● **Source text**:
┄┄┄┄┄┄

"Misinformation research" industry takes a well-deserved hit
The left’s desire to control the flow of information to Americans has spawned a new academic (or pseudo-academic) field — “misinformation research.” I learned this from a mournful Washington Post article called “Misinformation research is buckling under GOP legal attacks.”
The Post reports that “academics, universities and government agencies are overhauling or ending research programs designed to counter the spread of online misinformation amid a legal campaign from conservative politicians and activists who accuse them of colluding with tech companies to censor right-wing views.” The report continues, “the escalating campaign. . .has cast a pall over programs that study not just political falsehoods but also the quality of medical information online.”
But the line between political information and medical information has become blurred. The government’s response to covid did most of the blurring.
To analyze the Post’s article we must ask what “misinformation research” is. From all that appears, it boils down to an attempt by leftists to debunk claims with which they strongly disagree.
If I wanted to give a fancy name to what I’ve been doing online for 20 years, I could call it misinformation research. Mine is directed mostly at the mainstream media. The kind the Post is talking about is directed at certain kinds of conservatives.
Actually, the censors who control state-run media in any dictatorship could call themselves misinformation researchers. And their work, not the efforts of conservative bloggers like me, is the closest analogy to the misinformation research industry whose goal is to have content censored.
To my knowledge, no one objects to academics trying to debunk political claims they believe to be incorrect. And if these academics want to append a fancy name to this activity, that’s okay, too.
The problem arises when they try to censor those who make claims these academics deem erroneous. And that’s what they and their counterparts in government have attempted to do on social media. And it’s what the “legal campaign” about which the Post complains is intended to stop.
When liberal academics and government employees conclude that a claim they disagree with is misinformation, they have not been content to refute the claim. The concept of a marketplace of ideas in which conflicting claims compete and the public decides which ones to believe has no appeal to these leftists.
Instead, they try to induce, if not coerce, online media platforms to remove the alleged “misinformation.” And major social media platforms have often been willing to oblige. According to a report cited by the Post, Meta, X (formerly Twitter), TikTok and YouTube labeled, removed or suppressed more than one-third of the posts the researchers flagged.
That’s an awful lot of censorship for a free country.
Now let’s turn specifically to the communication of medical information. The Post reports that NIH officials are warning employees not to flag misleading social media posts and to limit their communication with the public to answering medical questions.
This is overkill and perhaps passive-aggressive behavior. NIH’s communications with the public should not be limited to answering questions, nor is it so limited by the court order in Missouri v. Biden.
NIH is free to criticize any social media post with which it disagrees. The Missouri v. Biden ruling bars only "threatening, pressuring, or coercing social-media companies in any manner to remove, delete, suppress, or reduce posted content of postings containing protected free speech."

┄┄┄┄┄┄

● **Bounding box prediction data**:
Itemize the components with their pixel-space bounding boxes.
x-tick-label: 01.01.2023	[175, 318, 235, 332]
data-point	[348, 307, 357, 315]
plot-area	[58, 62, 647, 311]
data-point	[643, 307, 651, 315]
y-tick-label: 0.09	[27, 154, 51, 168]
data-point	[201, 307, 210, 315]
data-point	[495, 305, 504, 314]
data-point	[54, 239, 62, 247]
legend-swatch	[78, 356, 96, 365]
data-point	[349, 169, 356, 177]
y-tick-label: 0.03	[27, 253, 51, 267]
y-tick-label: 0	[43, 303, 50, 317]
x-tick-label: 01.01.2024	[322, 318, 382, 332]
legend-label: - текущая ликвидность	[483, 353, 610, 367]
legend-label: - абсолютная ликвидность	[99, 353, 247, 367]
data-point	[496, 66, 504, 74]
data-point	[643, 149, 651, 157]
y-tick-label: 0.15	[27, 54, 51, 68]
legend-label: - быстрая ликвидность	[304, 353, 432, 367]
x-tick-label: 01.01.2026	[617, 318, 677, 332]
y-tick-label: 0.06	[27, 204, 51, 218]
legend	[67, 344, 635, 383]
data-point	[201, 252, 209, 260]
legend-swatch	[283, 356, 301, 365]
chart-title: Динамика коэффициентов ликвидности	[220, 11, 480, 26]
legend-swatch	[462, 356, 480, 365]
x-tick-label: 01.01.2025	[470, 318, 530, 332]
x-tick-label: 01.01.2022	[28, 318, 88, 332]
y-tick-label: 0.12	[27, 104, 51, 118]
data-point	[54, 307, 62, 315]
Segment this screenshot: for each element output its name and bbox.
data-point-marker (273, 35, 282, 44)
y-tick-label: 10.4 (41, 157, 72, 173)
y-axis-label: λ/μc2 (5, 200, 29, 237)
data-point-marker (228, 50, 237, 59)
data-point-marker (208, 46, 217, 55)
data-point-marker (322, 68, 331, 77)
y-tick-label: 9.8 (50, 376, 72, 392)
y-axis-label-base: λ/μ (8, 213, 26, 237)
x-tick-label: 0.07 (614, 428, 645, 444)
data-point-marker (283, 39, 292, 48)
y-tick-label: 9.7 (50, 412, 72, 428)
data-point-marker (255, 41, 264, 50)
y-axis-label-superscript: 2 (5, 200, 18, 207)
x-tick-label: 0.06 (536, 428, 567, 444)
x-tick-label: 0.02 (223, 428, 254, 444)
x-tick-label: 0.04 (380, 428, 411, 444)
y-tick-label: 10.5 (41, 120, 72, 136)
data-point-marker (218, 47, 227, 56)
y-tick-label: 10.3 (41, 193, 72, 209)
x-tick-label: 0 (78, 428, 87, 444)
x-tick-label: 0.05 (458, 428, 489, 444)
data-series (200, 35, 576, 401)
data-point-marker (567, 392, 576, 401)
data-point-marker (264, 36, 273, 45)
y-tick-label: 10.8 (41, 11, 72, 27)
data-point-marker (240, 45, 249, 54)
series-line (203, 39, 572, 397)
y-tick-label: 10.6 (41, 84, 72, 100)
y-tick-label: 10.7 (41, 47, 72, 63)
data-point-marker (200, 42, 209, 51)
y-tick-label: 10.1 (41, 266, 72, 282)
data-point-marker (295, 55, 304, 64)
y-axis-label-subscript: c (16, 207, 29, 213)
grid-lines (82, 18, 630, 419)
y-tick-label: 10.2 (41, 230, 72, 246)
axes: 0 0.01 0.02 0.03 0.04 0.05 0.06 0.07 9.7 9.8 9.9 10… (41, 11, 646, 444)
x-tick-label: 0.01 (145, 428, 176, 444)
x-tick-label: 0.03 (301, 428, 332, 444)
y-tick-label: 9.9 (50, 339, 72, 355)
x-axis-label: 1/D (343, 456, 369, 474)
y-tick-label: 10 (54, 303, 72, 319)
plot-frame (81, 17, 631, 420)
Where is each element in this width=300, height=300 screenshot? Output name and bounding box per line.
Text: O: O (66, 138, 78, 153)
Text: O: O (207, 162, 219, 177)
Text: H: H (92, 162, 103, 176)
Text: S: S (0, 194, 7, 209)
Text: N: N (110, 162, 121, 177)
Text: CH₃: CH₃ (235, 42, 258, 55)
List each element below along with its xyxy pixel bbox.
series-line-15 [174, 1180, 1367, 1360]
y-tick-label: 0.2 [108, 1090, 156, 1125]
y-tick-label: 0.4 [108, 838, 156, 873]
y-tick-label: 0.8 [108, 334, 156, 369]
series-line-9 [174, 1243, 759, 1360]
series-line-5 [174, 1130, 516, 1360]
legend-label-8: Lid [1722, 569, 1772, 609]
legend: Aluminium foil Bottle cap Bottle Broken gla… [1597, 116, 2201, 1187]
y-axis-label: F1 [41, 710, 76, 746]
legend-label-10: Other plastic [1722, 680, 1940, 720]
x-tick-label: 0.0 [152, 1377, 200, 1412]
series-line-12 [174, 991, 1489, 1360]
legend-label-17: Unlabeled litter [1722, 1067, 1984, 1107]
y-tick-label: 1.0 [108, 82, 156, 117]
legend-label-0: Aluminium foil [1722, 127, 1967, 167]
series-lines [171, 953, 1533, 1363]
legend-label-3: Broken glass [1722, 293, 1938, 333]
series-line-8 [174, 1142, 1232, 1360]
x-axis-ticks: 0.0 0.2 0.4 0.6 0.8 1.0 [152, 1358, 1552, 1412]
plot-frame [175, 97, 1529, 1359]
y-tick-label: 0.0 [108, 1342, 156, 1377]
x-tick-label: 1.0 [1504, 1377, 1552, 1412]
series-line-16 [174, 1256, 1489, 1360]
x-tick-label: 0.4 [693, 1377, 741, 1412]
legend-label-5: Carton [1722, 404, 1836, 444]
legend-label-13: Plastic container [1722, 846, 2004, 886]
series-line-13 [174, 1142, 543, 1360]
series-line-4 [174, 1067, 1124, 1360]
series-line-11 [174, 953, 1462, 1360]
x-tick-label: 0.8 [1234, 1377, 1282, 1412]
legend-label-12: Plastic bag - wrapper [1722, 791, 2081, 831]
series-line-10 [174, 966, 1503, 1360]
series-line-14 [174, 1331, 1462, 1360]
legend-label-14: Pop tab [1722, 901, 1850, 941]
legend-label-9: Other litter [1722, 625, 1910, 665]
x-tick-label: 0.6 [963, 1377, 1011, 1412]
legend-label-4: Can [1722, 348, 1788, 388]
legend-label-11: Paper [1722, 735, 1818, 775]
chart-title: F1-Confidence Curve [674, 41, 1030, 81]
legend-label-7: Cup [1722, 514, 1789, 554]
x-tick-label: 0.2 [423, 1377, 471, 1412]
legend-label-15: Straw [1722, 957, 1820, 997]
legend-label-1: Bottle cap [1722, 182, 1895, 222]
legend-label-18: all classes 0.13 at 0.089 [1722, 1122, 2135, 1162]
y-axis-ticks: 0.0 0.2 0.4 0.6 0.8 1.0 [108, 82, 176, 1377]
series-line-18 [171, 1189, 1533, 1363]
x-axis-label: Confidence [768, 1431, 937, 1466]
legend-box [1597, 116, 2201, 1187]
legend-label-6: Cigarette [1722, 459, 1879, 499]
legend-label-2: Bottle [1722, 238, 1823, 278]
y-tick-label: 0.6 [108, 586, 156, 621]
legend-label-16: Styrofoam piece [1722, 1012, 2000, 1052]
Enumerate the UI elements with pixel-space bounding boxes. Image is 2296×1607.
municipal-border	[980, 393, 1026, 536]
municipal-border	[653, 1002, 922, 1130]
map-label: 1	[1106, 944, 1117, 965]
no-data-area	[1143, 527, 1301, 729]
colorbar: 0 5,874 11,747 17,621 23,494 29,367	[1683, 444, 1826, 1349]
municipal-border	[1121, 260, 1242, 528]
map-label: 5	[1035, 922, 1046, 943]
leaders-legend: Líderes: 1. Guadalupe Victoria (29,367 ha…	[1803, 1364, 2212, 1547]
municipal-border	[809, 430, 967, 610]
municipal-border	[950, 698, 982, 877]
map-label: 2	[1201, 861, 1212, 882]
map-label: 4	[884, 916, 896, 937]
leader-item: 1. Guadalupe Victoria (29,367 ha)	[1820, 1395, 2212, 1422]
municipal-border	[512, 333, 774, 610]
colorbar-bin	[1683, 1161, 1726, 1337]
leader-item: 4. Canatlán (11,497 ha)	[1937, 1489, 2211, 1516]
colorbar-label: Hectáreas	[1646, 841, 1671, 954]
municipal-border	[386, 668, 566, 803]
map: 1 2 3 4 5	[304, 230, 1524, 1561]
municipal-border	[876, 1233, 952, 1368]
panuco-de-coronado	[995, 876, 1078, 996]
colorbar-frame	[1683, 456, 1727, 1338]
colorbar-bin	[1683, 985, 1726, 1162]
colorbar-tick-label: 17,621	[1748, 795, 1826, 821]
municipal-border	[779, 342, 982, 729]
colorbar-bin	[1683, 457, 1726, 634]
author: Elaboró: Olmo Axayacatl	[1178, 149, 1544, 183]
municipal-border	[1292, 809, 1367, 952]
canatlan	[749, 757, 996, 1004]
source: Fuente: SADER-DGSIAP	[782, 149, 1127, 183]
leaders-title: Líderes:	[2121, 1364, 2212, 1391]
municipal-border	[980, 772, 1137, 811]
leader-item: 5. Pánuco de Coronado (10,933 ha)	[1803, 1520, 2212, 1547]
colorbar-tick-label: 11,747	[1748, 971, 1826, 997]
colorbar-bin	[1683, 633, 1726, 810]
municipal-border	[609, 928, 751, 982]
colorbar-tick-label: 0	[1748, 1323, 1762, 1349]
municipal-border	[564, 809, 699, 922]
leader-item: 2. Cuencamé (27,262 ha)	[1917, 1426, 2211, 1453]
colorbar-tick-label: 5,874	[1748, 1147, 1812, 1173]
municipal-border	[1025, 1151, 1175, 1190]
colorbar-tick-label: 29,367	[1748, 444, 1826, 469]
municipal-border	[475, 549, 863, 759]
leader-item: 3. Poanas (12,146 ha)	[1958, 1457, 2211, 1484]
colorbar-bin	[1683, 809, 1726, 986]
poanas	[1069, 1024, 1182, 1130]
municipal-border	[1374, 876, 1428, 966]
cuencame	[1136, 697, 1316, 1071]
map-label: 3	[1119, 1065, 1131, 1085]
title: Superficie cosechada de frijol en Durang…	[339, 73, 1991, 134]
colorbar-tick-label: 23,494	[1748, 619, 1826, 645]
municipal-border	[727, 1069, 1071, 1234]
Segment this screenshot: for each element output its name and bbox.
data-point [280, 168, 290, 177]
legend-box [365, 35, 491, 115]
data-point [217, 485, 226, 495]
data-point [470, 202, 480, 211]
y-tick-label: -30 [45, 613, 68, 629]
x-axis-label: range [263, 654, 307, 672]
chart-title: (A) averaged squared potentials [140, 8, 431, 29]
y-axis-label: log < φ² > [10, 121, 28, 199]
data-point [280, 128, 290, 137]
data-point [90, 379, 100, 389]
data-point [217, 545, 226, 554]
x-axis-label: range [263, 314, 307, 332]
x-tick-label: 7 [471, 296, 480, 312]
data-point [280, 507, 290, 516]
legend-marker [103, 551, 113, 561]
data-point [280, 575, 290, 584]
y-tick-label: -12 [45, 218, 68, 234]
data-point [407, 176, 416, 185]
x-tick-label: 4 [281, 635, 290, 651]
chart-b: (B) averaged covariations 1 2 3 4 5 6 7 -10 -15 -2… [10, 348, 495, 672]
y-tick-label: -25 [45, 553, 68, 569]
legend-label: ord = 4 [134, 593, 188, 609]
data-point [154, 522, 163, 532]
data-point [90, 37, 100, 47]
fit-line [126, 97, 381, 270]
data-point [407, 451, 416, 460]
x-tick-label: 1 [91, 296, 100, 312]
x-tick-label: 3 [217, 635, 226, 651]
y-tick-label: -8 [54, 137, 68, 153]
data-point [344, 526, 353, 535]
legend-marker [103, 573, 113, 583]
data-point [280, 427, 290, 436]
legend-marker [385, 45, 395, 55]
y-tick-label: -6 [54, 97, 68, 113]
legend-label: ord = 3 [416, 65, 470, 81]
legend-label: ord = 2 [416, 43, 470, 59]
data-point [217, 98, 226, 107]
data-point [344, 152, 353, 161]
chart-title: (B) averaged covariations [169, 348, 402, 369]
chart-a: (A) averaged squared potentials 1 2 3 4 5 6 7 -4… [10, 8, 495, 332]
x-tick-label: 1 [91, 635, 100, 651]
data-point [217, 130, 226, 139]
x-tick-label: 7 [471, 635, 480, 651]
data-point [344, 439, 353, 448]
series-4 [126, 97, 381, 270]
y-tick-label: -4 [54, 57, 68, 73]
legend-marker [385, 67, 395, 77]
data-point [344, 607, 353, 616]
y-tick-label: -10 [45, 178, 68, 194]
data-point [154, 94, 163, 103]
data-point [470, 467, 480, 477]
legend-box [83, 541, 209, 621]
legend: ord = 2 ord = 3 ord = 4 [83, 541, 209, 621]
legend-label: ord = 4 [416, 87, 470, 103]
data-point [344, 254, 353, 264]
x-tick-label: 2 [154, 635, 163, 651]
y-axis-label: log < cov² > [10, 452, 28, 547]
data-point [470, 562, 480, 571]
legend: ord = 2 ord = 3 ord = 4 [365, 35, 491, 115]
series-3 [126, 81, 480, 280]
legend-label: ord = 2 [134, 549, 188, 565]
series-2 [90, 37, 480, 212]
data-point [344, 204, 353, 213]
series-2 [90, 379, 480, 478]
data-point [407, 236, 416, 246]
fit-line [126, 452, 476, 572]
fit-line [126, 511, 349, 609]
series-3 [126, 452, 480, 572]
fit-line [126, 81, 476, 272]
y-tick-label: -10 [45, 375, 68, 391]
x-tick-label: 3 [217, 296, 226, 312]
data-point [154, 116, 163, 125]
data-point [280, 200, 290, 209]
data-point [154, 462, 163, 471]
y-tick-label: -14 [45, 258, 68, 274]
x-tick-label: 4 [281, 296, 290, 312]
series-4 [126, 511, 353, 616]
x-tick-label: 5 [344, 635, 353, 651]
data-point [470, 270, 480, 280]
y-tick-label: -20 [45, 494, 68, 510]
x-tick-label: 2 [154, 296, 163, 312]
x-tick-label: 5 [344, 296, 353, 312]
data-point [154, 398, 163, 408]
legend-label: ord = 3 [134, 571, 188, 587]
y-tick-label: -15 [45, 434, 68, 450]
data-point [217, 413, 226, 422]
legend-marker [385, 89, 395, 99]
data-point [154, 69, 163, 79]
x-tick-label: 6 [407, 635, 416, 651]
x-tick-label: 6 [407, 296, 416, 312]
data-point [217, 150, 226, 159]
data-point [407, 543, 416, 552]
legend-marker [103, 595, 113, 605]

┄┄┄┄┄┄

● **Work instruction A**: According to the misinformation research commentary, what share of the posts flagged by researchers did Meta, X, TikTok and YouTube label, remove or suppress?
● **Work instruction B**: Carry the misinformation research commentary forward from its last sentence.
Those lines aren't needed here.

● **Exercise response A**: More than one-third.

● **Exercise response B**:
The restriction on pressuring social media companies to censor content would be appropriate even if NIH and the federal government as a whole could be counted on to tell us, reliably, what is true and not true about contentious medical issues. But during the pandemic, the government proved it could not be counted on to do this.
The government provided misleading information about the efficacy of masks. It did so either when it told us masks aren’t effective or when, soon thereafter, it told us they are.
In my opinion, the government was out-of-line both times because when it issued these statements, it didn’t have enough information to say with a high degree of confidence whether or not masks are effective against covid.
The government/medical establishment also presented misleading information when it declared, with certainty, that the virus did not originate in a Chinese lab. And it misled the public into believing that anti-covid vaccines are more effective in preventing infection than they actually are.
I don’t blame the government/medical establishment for being wrong about a given matter of even several of them. Just about everyone who opined regularly about covid got something wrong. After all, this was quite the novel virus.
What bothers me is the certainty and stridency with which the government/medical establishment made its pronouncements. It’s that certainty and stridency — the same now exhibited by the misinformation research industry — that caused the loss of so much credibility.
The reality that it’s so easy to be wrong doesn’t just support my claim that the government shouldn’t be a party to the censoring of medical “misinformation.” It supports the claim that viewpoint censorship is almost always a bad idea.
No one has a monopoly on the truth — not misinformation researchers at Stanford and not medical professionals at NIH. A free marketplace of ideas remains the best way of getting at the truth. Therefore, no one should be allowed to monopolize what can be said to be true.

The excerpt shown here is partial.